Copy out each line below that has the word "JSON" in it.

PROVIDED DATA ::
------------------------------------
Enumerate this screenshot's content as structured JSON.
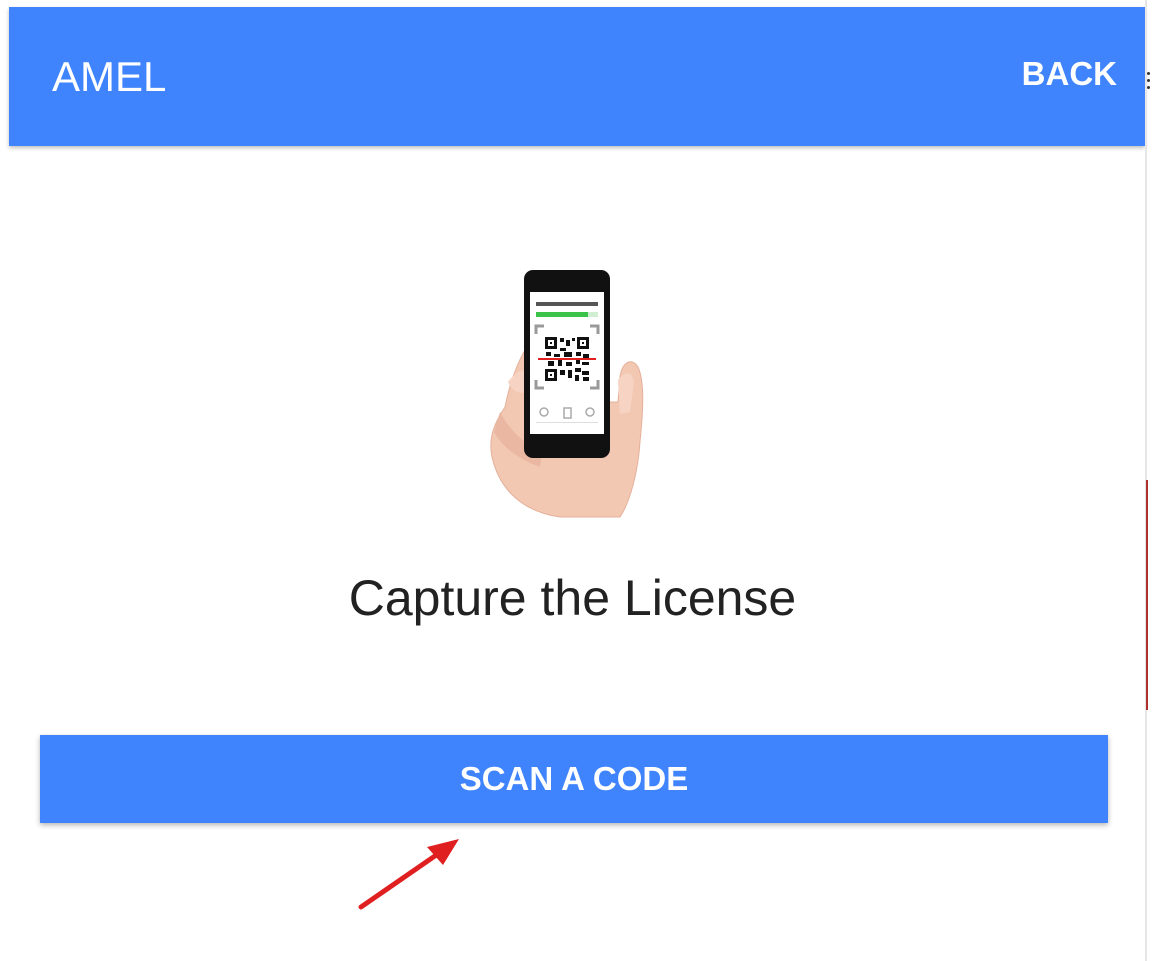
{
  "appbar": {
    "title": "AMEL",
    "back_label": "BACK",
    "color": "#3f84fd"
  },
  "illustration": {
    "icon": "hand-phone-qr-scan-icon",
    "phone_screen_text": "Scanning QR Code"
  },
  "main": {
    "heading": "Capture the License",
    "scan_button_label": "SCAN A CODE"
  },
  "annotation": {
    "icon": "red-arrow-icon",
    "color": "#e02020"
  }
}
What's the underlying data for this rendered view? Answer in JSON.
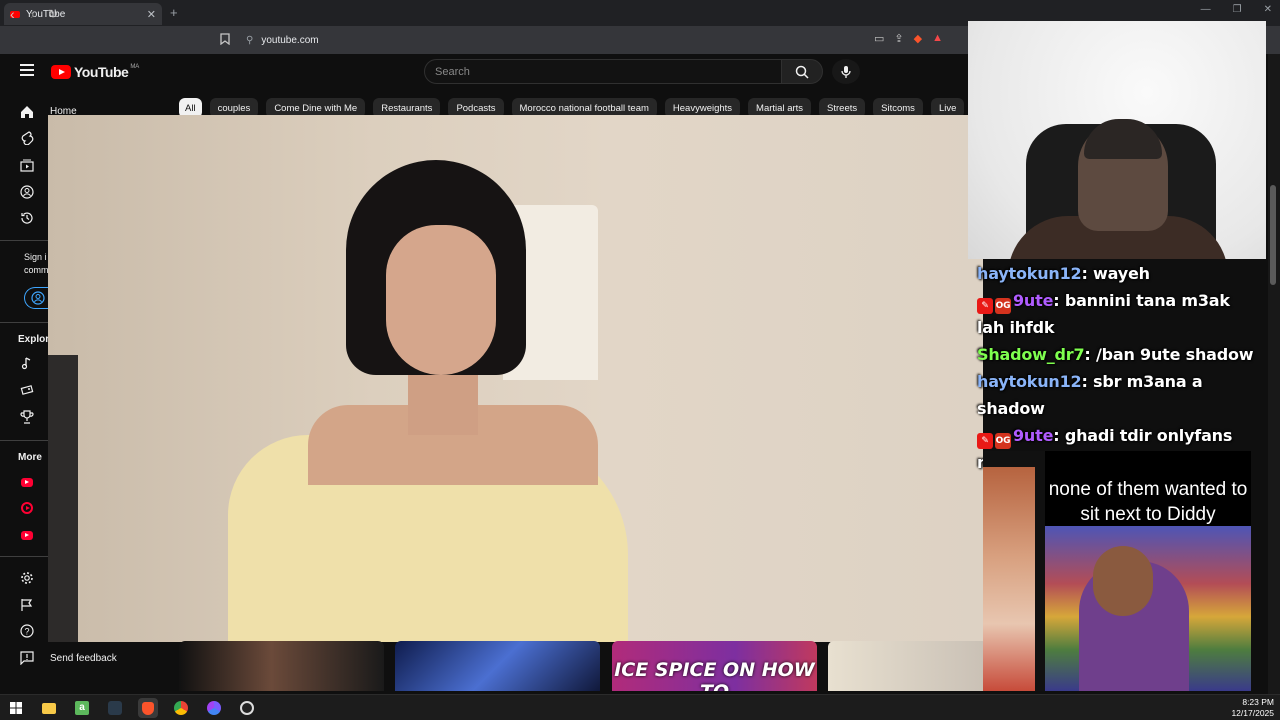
{
  "browser": {
    "tab_title": "YouTube",
    "tab_close": "✕",
    "new_tab": "+",
    "url": "youtube.com",
    "window_controls": [
      "—",
      "❐",
      "✕"
    ]
  },
  "youtube": {
    "logo_text": "YouTube",
    "country_code": "MA",
    "search_placeholder": "Search",
    "chips": [
      "All",
      "couples",
      "Come Dine with Me",
      "Restaurants",
      "Podcasts",
      "Morocco national football team",
      "Heavyweights",
      "Martial arts",
      "Streets",
      "Sitcoms",
      "Live"
    ],
    "sidebar": {
      "home_label": "Home",
      "signin_text_1": "Sign i",
      "signin_text_2": "comm",
      "explore_label": "Explor",
      "more_label": "More",
      "send_feedback": "Send feedback"
    },
    "thumb_caption": "ICE SPICE ON HOW TO"
  },
  "stream": {
    "chat": [
      {
        "user": "haytokun12",
        "user_color": "#8ab4f8",
        "badges": [],
        "text": "wayeh"
      },
      {
        "user": "9ute",
        "user_color": "#b05cff",
        "badges": [
          "🎤",
          "OG"
        ],
        "text": "bannini tana m3ak lah ihfdk"
      },
      {
        "user": "Shadow_dr7",
        "user_color": "#7fff4f",
        "badges": [],
        "text": "/ban 9ute shadow"
      },
      {
        "user": "haytokun12",
        "user_color": "#8ab4f8",
        "badges": [],
        "text": "sbr m3ana a shadow"
      },
      {
        "user": "9ute",
        "user_color": "#b05cff",
        "badges": [
          "🎤",
          "OG"
        ],
        "text": "ghadi tdir onlyfans mora had show"
      }
    ],
    "side_video_caption": "none of them wanted to sit next to Diddy"
  },
  "taskbar": {
    "time": "8:23 PM",
    "date": "12/17/2025"
  },
  "colors": {
    "youtube_red": "#ff0000",
    "chip_active_bg": "#f1f1f1",
    "page_bg": "#0f0f0f"
  }
}
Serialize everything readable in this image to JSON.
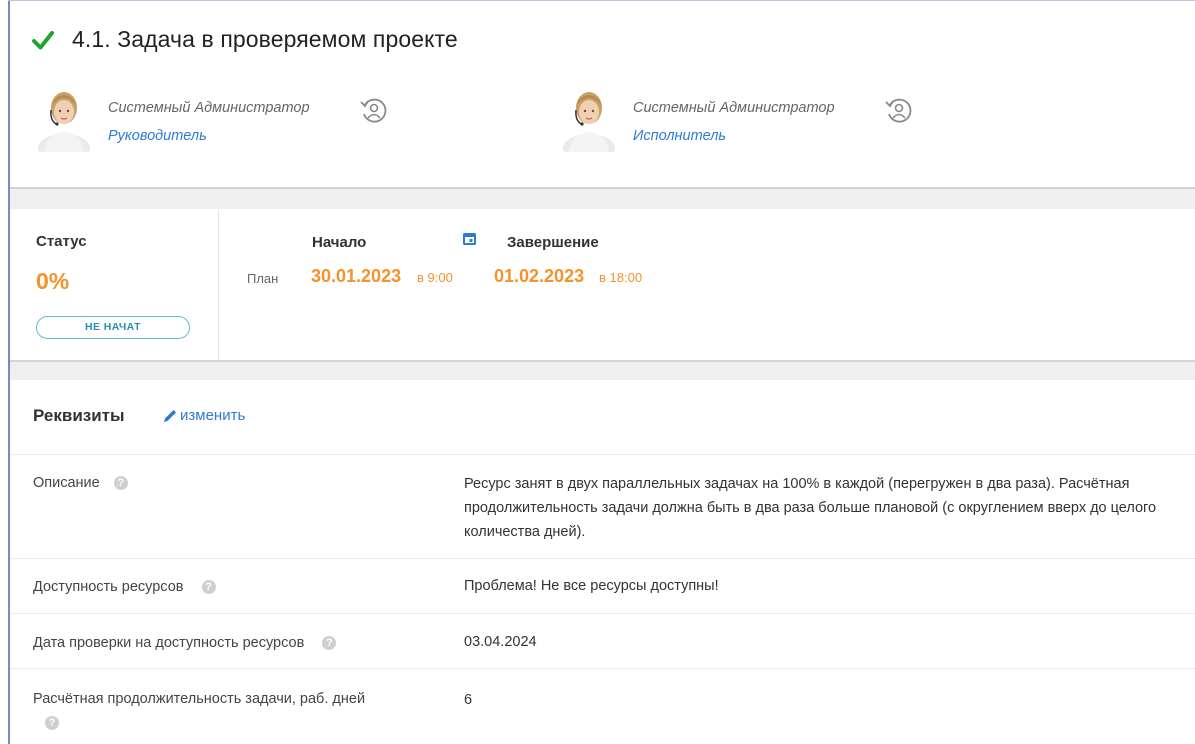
------------------------------------
RIGHT ANSWER ::
Enumerate this screenshot's content as structured JSON.
What's the underlying data for this rendered view? Answer in JSON.
Serialize everything readable in this image to JSON.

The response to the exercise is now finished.